Data items
········

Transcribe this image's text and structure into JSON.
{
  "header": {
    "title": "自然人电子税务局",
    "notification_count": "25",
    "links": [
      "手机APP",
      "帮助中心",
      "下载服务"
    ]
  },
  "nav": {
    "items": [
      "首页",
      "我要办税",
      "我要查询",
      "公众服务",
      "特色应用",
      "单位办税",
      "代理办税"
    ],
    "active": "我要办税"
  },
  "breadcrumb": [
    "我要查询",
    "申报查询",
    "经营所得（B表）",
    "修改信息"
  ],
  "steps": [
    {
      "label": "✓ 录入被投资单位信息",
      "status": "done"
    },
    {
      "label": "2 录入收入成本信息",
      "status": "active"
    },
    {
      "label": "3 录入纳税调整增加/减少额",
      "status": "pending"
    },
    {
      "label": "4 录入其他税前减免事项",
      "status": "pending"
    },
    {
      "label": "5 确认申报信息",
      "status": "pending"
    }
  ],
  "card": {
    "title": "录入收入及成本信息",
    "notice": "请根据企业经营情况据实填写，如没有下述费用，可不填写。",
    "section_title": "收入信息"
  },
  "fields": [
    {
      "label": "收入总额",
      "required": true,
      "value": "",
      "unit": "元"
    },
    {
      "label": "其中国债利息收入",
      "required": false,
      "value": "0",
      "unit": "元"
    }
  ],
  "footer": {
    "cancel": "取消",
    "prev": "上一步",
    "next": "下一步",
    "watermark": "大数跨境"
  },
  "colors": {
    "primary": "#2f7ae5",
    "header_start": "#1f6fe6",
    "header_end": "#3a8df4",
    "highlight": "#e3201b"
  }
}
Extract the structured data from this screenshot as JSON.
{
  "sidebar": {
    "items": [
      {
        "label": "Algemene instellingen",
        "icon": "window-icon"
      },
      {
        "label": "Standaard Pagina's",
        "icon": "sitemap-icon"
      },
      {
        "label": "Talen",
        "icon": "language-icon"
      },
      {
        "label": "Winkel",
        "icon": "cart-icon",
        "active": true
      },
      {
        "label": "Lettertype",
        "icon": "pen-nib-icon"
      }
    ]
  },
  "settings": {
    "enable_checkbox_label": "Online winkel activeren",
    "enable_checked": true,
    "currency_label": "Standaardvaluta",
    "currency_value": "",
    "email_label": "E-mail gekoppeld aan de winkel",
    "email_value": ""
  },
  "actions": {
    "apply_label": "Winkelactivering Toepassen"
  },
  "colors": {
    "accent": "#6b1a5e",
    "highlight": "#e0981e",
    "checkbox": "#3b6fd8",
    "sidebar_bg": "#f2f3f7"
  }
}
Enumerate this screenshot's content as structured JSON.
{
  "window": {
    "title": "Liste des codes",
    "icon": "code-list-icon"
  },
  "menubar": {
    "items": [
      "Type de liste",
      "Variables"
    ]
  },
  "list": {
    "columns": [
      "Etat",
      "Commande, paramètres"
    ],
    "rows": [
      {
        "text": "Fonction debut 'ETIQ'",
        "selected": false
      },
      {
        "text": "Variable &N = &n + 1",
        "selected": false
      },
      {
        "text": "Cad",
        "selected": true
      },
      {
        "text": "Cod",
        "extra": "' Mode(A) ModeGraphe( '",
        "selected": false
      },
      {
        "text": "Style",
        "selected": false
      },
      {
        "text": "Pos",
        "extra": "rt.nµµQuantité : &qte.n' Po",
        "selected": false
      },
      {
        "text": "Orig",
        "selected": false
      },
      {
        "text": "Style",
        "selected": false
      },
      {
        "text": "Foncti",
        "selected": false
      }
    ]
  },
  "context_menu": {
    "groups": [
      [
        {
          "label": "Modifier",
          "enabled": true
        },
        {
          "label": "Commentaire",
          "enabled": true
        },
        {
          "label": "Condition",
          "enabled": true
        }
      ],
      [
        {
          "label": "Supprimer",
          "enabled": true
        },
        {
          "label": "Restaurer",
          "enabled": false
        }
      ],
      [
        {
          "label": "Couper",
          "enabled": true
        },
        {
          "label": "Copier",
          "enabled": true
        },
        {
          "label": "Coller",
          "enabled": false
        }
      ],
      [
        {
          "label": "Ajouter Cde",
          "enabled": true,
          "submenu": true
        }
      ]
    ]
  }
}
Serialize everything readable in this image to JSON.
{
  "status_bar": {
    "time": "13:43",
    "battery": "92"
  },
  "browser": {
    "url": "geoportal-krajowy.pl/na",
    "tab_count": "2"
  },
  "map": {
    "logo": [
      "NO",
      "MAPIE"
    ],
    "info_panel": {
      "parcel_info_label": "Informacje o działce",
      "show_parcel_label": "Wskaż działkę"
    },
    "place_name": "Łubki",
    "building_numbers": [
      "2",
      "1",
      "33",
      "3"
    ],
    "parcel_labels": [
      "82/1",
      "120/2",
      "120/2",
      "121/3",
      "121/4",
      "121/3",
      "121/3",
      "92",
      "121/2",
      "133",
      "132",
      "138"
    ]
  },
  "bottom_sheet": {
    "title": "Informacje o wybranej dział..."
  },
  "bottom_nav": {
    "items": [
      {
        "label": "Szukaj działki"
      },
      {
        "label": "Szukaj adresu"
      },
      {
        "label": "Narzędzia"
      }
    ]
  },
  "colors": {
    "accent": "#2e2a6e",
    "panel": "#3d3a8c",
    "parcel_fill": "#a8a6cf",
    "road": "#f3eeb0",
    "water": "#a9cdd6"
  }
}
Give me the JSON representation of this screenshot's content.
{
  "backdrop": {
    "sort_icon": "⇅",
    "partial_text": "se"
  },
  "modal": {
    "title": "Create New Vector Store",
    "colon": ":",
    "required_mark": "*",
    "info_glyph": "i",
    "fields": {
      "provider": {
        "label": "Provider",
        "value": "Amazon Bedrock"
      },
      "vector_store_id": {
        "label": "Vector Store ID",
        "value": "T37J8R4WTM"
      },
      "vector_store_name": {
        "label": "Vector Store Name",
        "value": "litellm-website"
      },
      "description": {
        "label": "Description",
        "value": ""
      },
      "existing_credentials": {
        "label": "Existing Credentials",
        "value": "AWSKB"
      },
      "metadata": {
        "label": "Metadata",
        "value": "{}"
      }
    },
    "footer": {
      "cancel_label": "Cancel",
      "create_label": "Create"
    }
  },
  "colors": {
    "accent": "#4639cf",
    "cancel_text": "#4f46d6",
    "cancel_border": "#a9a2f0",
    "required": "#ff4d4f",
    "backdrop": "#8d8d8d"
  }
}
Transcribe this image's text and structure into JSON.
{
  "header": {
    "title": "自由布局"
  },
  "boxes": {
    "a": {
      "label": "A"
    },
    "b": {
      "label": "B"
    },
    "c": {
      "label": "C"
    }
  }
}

········

**Requirements:**
Reproduce every record above exactly as it appears.

**Solution for this exercise:**
Transcribe this image's text and structure into JSON.
{
  "header": {
    "title": "自然人电子税务局",
    "notification_count": "25",
    "links": [
      "手机APP",
      "帮助中心",
      "下载服务"
    ]
  },
  "nav": {
    "items": [
      "首页",
      "我要办税",
      "我要查询",
      "公众服务",
      "特色应用",
      "单位办税",
      "代理办税"
    ],
    "active": "我要办税"
  },
  "breadcrumb": [
    "我要查询",
    "申报查询",
    "经营所得（B表）",
    "修改信息"
  ],
  "steps": [
    {
      "label": "✓ 录入被投资单位信息",
      "status": "done"
    },
    {
      "label": "2 录入收入成本信息",
      "status": "active"
    },
    {
      "label": "3 录入纳税调整增加/减少额",
      "status": "pending"
    },
    {
      "label": "4 录入其他税前减免事项",
      "status": "pending"
    },
    {
      "label": "5 确认申报信息",
      "status": "pending"
    }
  ],
  "card": {
    "title": "录入收入及成本信息",
    "notice": "请根据企业经营情况据实填写，如没有下述费用，可不填写。",
    "section_title": "收入信息"
  },
  "fields": [
    {
      "label": "收入总额",
      "required": true,
      "value": "",
      "unit": "元"
    },
    {
      "label": "其中国债利息收入",
      "required": false,
      "value": "0",
      "unit": "元"
    }
  ],
  "footer": {
    "cancel": "取消",
    "prev": "上一步",
    "next": "下一步",
    "watermark": "大数跨境"
  },
  "colors": {
    "primary": "#2f7ae5",
    "header_start": "#1f6fe6",
    "header_end": "#3a8df4",
    "highlight": "#e3201b"
  }
}
Extract the structured data from this screenshot as JSON.
{
  "sidebar": {
    "items": [
      {
        "label": "Algemene instellingen",
        "icon": "window-icon"
      },
      {
        "label": "Standaard Pagina's",
        "icon": "sitemap-icon"
      },
      {
        "label": "Talen",
        "icon": "language-icon"
      },
      {
        "label": "Winkel",
        "icon": "cart-icon",
        "active": true
      },
      {
        "label": "Lettertype",
        "icon": "pen-nib-icon"
      }
    ]
  },
  "settings": {
    "enable_checkbox_label": "Online winkel activeren",
    "enable_checked": true,
    "currency_label": "Standaardvaluta",
    "currency_value": "",
    "email_label": "E-mail gekoppeld aan de winkel",
    "email_value": ""
  },
  "actions": {
    "apply_label": "Winkelactivering Toepassen"
  },
  "colors": {
    "accent": "#6b1a5e",
    "highlight": "#e0981e",
    "checkbox": "#3b6fd8",
    "sidebar_bg": "#f2f3f7"
  }
}
Enumerate this screenshot's content as structured JSON.
{
  "window": {
    "title": "Liste des codes",
    "icon": "code-list-icon"
  },
  "menubar": {
    "items": [
      "Type de liste",
      "Variables"
    ]
  },
  "list": {
    "columns": [
      "Etat",
      "Commande, paramètres"
    ],
    "rows": [
      {
        "text": "Fonction debut 'ETIQ'",
        "selected": false
      },
      {
        "text": "Variable &N = &n + 1",
        "selected": false
      },
      {
        "text": "Cad",
        "selected": true
      },
      {
        "text": "Cod",
        "extra": "' Mode(A) ModeGraphe( '",
        "selected": false
      },
      {
        "text": "Style",
        "selected": false
      },
      {
        "text": "Pos",
        "extra": "rt.nµµQuantité : &qte.n' Po",
        "selected": false
      },
      {
        "text": "Orig",
        "selected": false
      },
      {
        "text": "Style",
        "selected": false
      },
      {
        "text": "Foncti",
        "selected": false
      }
    ]
  },
  "context_menu": {
    "groups": [
      [
        {
          "label": "Modifier",
          "enabled": true
        },
        {
          "label": "Commentaire",
          "enabled": true
        },
        {
          "label": "Condition",
          "enabled": true
        }
      ],
      [
        {
          "label": "Supprimer",
          "enabled": true
        },
        {
          "label": "Restaurer",
          "enabled": false
        }
      ],
      [
        {
          "label": "Couper",
          "enabled": true
        },
        {
          "label": "Copier",
          "enabled": true
        },
        {
          "label": "Coller",
          "enabled": false
        }
      ],
      [
        {
          "label": "Ajouter Cde",
          "enabled": true,
          "submenu": true
        }
      ]
    ]
  }
}
Serialize everything readable in this image to JSON.
{
  "status_bar": {
    "time": "13:43",
    "battery": "92"
  },
  "browser": {
    "url": "geoportal-krajowy.pl/na",
    "tab_count": "2"
  },
  "map": {
    "logo": [
      "NO",
      "MAPIE"
    ],
    "info_panel": {
      "parcel_info_label": "Informacje o działce",
      "show_parcel_label": "Wskaż działkę"
    },
    "place_name": "Łubki",
    "building_numbers": [
      "2",
      "1",
      "33",
      "3"
    ],
    "parcel_labels": [
      "82/1",
      "120/2",
      "120/2",
      "121/3",
      "121/4",
      "121/3",
      "121/3",
      "92",
      "121/2",
      "133",
      "132",
      "138"
    ]
  },
  "bottom_sheet": {
    "title": "Informacje o wybranej dział..."
  },
  "bottom_nav": {
    "items": [
      {
        "label": "Szukaj działki"
      },
      {
        "label": "Szukaj adresu"
      },
      {
        "label": "Narzędzia"
      }
    ]
  },
  "colors": {
    "accent": "#2e2a6e",
    "panel": "#3d3a8c",
    "parcel_fill": "#a8a6cf",
    "road": "#f3eeb0",
    "water": "#a9cdd6"
  }
}
Give me the JSON representation of this screenshot's content.
{
  "backdrop": {
    "sort_icon": "⇅",
    "partial_text": "se"
  },
  "modal": {
    "title": "Create New Vector Store",
    "colon": ":",
    "required_mark": "*",
    "info_glyph": "i",
    "fields": {
      "provider": {
        "label": "Provider",
        "value": "Amazon Bedrock"
      },
      "vector_store_id": {
        "label": "Vector Store ID",
        "value": "T37J8R4WTM"
      },
      "vector_store_name": {
        "label": "Vector Store Name",
        "value": "litellm-website"
      },
      "description": {
        "label": "Description",
        "value": ""
      },
      "existing_credentials": {
        "label": "Existing Credentials",
        "value": "AWSKB"
      },
      "metadata": {
        "label": "Metadata",
        "value": "{}"
      }
    },
    "footer": {
      "cancel_label": "Cancel",
      "create_label": "Create"
    }
  },
  "colors": {
    "accent": "#4639cf",
    "cancel_text": "#4f46d6",
    "cancel_border": "#a9a2f0",
    "required": "#ff4d4f",
    "backdrop": "#8d8d8d"
  }
}
Transcribe this image's text and structure into JSON.
{
  "header": {
    "title": "自由布局"
  },
  "boxes": {
    "a": {
      "label": "A"
    },
    "b": {
      "label": "B"
    },
    "c": {
      "label": "C"
    }
  }
}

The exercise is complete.